Problem statement: The records that follow are to be transcribed in full, without their images.

______

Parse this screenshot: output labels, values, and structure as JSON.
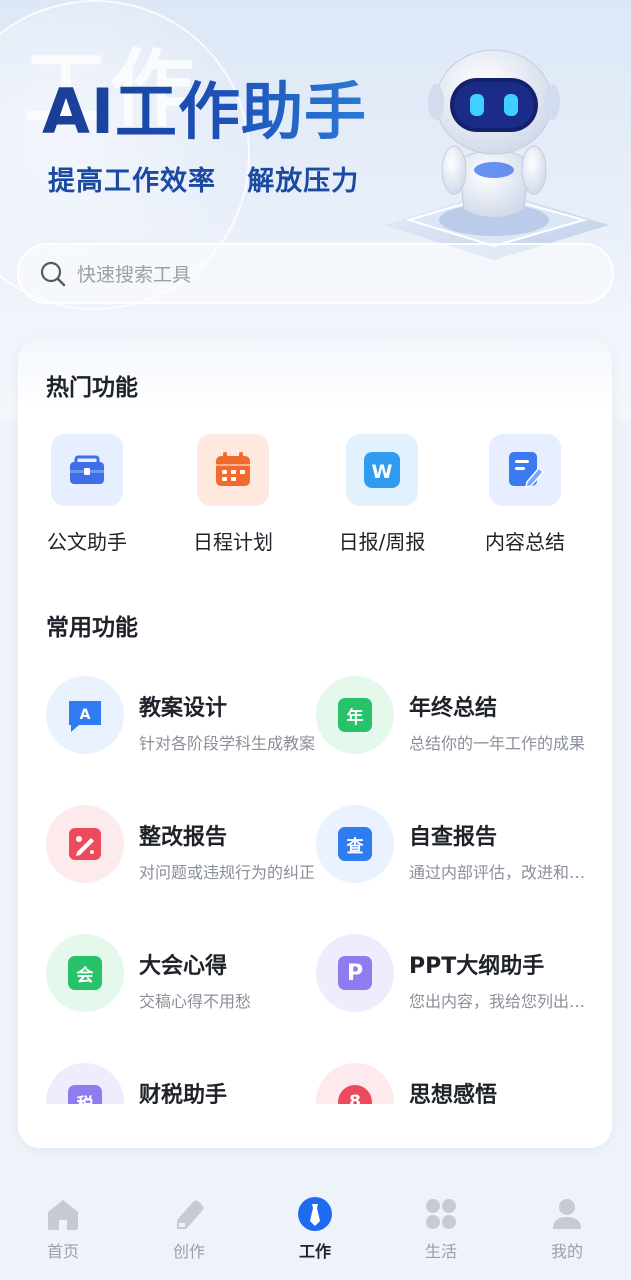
{
  "hero": {
    "watermark": "工作",
    "title": "AI工作助手",
    "subtitle": "提高工作效率   解放压力"
  },
  "search": {
    "placeholder": "快速搜索工具"
  },
  "hot": {
    "title": "热门功能",
    "items": [
      {
        "label": "公文助手",
        "icon": "briefcase-icon",
        "color": "#3f6fe6",
        "bg": "#e6eeff"
      },
      {
        "label": "日程计划",
        "icon": "calendar-icon",
        "color": "#f26a2e",
        "bg": "#ffe9df"
      },
      {
        "label": "日报/周报",
        "icon": "word-doc-icon",
        "color": "#2f9cf0",
        "bg": "#e1f1fd"
      },
      {
        "label": "内容总结",
        "icon": "edit-note-icon",
        "color": "#3b7af0",
        "bg": "#e6eeff"
      }
    ]
  },
  "common": {
    "title": "常用功能",
    "items": [
      {
        "title": "教案设计",
        "desc": "针对各阶段学科生成教案",
        "glyph": "A",
        "icon": "lesson-plan-icon",
        "color": "#2f7bf2",
        "bg": "#eaf2ff"
      },
      {
        "title": "年终总结",
        "desc": "总结你的一年工作的成果",
        "glyph": "年",
        "icon": "year-end-icon",
        "color": "#27c26a",
        "bg": "#e4f8ec"
      },
      {
        "title": "整改报告",
        "desc": "对问题或违规行为的纠正",
        "glyph": "✎",
        "icon": "rectify-report-icon",
        "color": "#ee4a5d",
        "bg": "#fdeaec"
      },
      {
        "title": "自查报告",
        "desc": "通过内部评估，改进和提升",
        "glyph": "查",
        "icon": "self-check-icon",
        "color": "#2f7bf2",
        "bg": "#eaf2ff"
      },
      {
        "title": "大会心得",
        "desc": "交稿心得不用愁",
        "glyph": "会",
        "icon": "meeting-notes-icon",
        "color": "#27c26a",
        "bg": "#e4f8ec"
      },
      {
        "title": "PPT大纲助手",
        "desc": "您出内容，我给您列出大纲",
        "glyph": "P",
        "icon": "ppt-outline-icon",
        "color": "#8e7cf0",
        "bg": "#efecfd"
      },
      {
        "title": "财税助手",
        "desc": "",
        "glyph": "税",
        "icon": "tax-icon",
        "color": "#8e7cf0",
        "bg": "#efecfd"
      },
      {
        "title": "思想感悟",
        "desc": "",
        "glyph": "8",
        "icon": "thoughts-icon",
        "color": "#ee4a5d",
        "bg": "#fdeaec"
      }
    ]
  },
  "tabs": [
    {
      "label": "首页",
      "icon": "home-icon",
      "active": false
    },
    {
      "label": "创作",
      "icon": "pencil-icon",
      "active": false
    },
    {
      "label": "工作",
      "icon": "tie-icon",
      "active": true
    },
    {
      "label": "生活",
      "icon": "grid-icon",
      "active": false
    },
    {
      "label": "我的",
      "icon": "user-icon",
      "active": false
    }
  ],
  "colors": {
    "accent": "#1d6cf0",
    "inactive": "#c5cad3"
  }
}
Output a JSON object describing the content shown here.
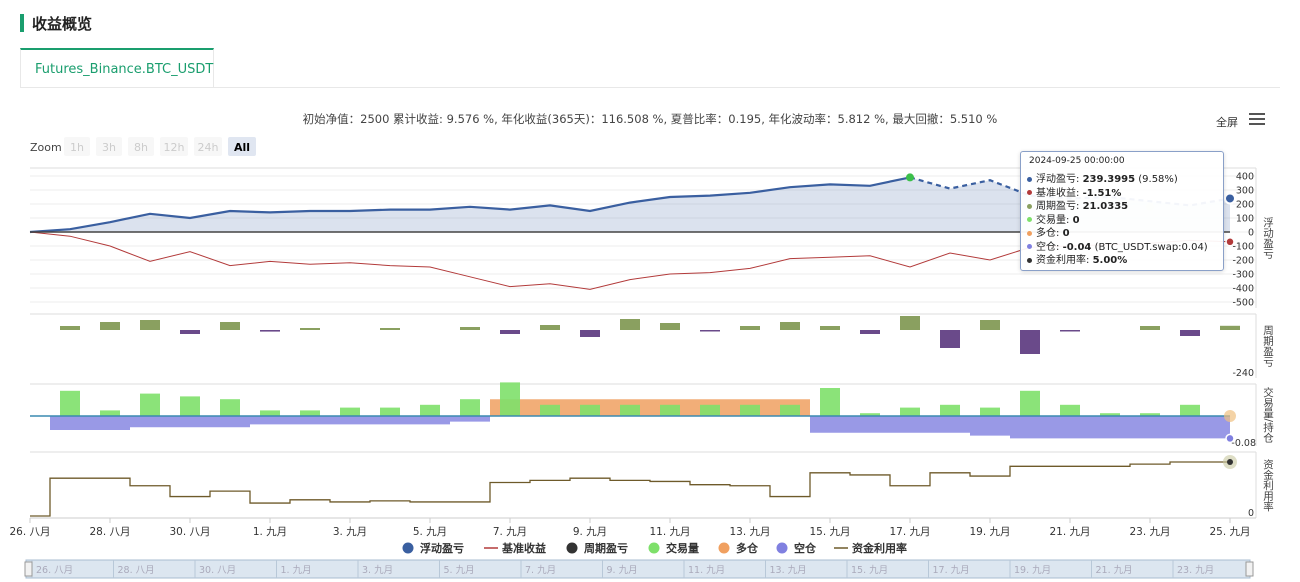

______

Complete answer:
Parse this screenshot: output labels, values, and structure as JSON.
{
  "hero": {
    "watermark": "工作",
    "title": "AI工作助手",
    "subtitle": "提高工作效率   解放压力"
  },
  "search": {
    "placeholder": "快速搜索工具"
  },
  "hot": {
    "title": "热门功能",
    "items": [
      {
        "label": "公文助手",
        "icon": "briefcase-icon",
        "color": "#3f6fe6",
        "bg": "#e6eeff"
      },
      {
        "label": "日程计划",
        "icon": "calendar-icon",
        "color": "#f26a2e",
        "bg": "#ffe9df"
      },
      {
        "label": "日报/周报",
        "icon": "word-doc-icon",
        "color": "#2f9cf0",
        "bg": "#e1f1fd"
      },
      {
        "label": "内容总结",
        "icon": "edit-note-icon",
        "color": "#3b7af0",
        "bg": "#e6eeff"
      }
    ]
  },
  "common": {
    "title": "常用功能",
    "items": [
      {
        "title": "教案设计",
        "desc": "针对各阶段学科生成教案",
        "glyph": "A",
        "icon": "lesson-plan-icon",
        "color": "#2f7bf2",
        "bg": "#eaf2ff"
      },
      {
        "title": "年终总结",
        "desc": "总结你的一年工作的成果",
        "glyph": "年",
        "icon": "year-end-icon",
        "color": "#27c26a",
        "bg": "#e4f8ec"
      },
      {
        "title": "整改报告",
        "desc": "对问题或违规行为的纠正",
        "glyph": "✎",
        "icon": "rectify-report-icon",
        "color": "#ee4a5d",
        "bg": "#fdeaec"
      },
      {
        "title": "自查报告",
        "desc": "通过内部评估，改进和提升",
        "glyph": "查",
        "icon": "self-check-icon",
        "color": "#2f7bf2",
        "bg": "#eaf2ff"
      },
      {
        "title": "大会心得",
        "desc": "交稿心得不用愁",
        "glyph": "会",
        "icon": "meeting-notes-icon",
        "color": "#27c26a",
        "bg": "#e4f8ec"
      },
      {
        "title": "PPT大纲助手",
        "desc": "您出内容，我给您列出大纲",
        "glyph": "P",
        "icon": "ppt-outline-icon",
        "color": "#8e7cf0",
        "bg": "#efecfd"
      },
      {
        "title": "财税助手",
        "desc": "",
        "glyph": "税",
        "icon": "tax-icon",
        "color": "#8e7cf0",
        "bg": "#efecfd"
      },
      {
        "title": "思想感悟",
        "desc": "",
        "glyph": "8",
        "icon": "thoughts-icon",
        "color": "#ee4a5d",
        "bg": "#fdeaec"
      }
    ]
  },
  "tabs": [
    {
      "label": "首页",
      "icon": "home-icon",
      "active": false
    },
    {
      "label": "创作",
      "icon": "pencil-icon",
      "active": false
    },
    {
      "label": "工作",
      "icon": "tie-icon",
      "active": true
    },
    {
      "label": "生活",
      "icon": "grid-icon",
      "active": false
    },
    {
      "label": "我的",
      "icon": "user-icon",
      "active": false
    }
  ],
  "colors": {
    "accent": "#1d6cf0",
    "inactive": "#c5cad3"
  }
}
Output a JSON object describing the content shown here.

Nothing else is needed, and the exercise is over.